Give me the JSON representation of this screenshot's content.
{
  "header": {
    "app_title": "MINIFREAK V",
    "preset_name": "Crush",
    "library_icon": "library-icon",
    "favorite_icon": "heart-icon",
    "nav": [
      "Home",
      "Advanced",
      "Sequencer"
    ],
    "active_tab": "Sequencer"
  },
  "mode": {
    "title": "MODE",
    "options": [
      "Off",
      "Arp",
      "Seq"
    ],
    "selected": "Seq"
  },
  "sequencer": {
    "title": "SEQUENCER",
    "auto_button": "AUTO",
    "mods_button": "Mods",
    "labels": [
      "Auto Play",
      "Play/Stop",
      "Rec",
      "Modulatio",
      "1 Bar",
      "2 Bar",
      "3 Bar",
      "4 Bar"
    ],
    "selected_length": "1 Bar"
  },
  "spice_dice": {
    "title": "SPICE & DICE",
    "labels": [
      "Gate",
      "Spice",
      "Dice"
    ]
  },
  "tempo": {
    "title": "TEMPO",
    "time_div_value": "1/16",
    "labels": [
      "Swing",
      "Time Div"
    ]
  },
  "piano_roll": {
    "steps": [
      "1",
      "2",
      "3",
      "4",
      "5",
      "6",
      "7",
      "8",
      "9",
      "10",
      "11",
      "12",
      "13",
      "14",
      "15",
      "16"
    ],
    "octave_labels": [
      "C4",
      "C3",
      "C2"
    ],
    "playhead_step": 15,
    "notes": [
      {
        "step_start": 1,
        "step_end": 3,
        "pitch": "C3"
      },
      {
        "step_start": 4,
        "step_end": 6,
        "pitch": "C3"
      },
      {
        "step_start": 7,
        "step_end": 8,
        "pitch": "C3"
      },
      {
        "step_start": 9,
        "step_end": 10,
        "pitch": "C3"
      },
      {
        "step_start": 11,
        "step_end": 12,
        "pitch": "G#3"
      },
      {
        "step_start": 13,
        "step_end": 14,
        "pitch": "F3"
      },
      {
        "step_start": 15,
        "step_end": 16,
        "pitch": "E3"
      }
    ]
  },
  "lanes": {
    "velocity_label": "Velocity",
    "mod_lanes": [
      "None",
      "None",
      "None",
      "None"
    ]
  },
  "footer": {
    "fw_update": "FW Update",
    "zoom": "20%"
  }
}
* * * *
Transcribe the whole listing exactly.

Reply to the exercise:
Give me the JSON representation of this screenshot's content.
{
  "header": {
    "app_title": "MINIFREAK V",
    "preset_name": "Crush",
    "library_icon": "library-icon",
    "favorite_icon": "heart-icon",
    "nav": [
      "Home",
      "Advanced",
      "Sequencer"
    ],
    "active_tab": "Sequencer"
  },
  "mode": {
    "title": "MODE",
    "options": [
      "Off",
      "Arp",
      "Seq"
    ],
    "selected": "Seq"
  },
  "sequencer": {
    "title": "SEQUENCER",
    "auto_button": "AUTO",
    "mods_button": "Mods",
    "labels": [
      "Auto Play",
      "Play/Stop",
      "Rec",
      "Modulatio",
      "1 Bar",
      "2 Bar",
      "3 Bar",
      "4 Bar"
    ],
    "selected_length": "1 Bar"
  },
  "spice_dice": {
    "title": "SPICE & DICE",
    "labels": [
      "Gate",
      "Spice",
      "Dice"
    ]
  },
  "tempo": {
    "title": "TEMPO",
    "time_div_value": "1/16",
    "labels": [
      "Swing",
      "Time Div"
    ]
  },
  "piano_roll": {
    "steps": [
      "1",
      "2",
      "3",
      "4",
      "5",
      "6",
      "7",
      "8",
      "9",
      "10",
      "11",
      "12",
      "13",
      "14",
      "15",
      "16"
    ],
    "octave_labels": [
      "C4",
      "C3",
      "C2"
    ],
    "playhead_step": 15,
    "notes": [
      {
        "step_start": 1,
        "step_end": 3,
        "pitch": "C3"
      },
      {
        "step_start": 4,
        "step_end": 6,
        "pitch": "C3"
      },
      {
        "step_start": 7,
        "step_end": 8,
        "pitch": "C3"
      },
      {
        "step_start": 9,
        "step_end": 10,
        "pitch": "C3"
      },
      {
        "step_start": 11,
        "step_end": 12,
        "pitch": "G#3"
      },
      {
        "step_start": 13,
        "step_end": 14,
        "pitch": "F3"
      },
      {
        "step_start": 15,
        "step_end": 16,
        "pitch": "E3"
      }
    ]
  },
  "lanes": {
    "velocity_label": "Velocity",
    "mod_lanes": [
      "None",
      "None",
      "None",
      "None"
    ]
  },
  "footer": {
    "fw_update": "FW Update",
    "zoom": "20%"
  }
}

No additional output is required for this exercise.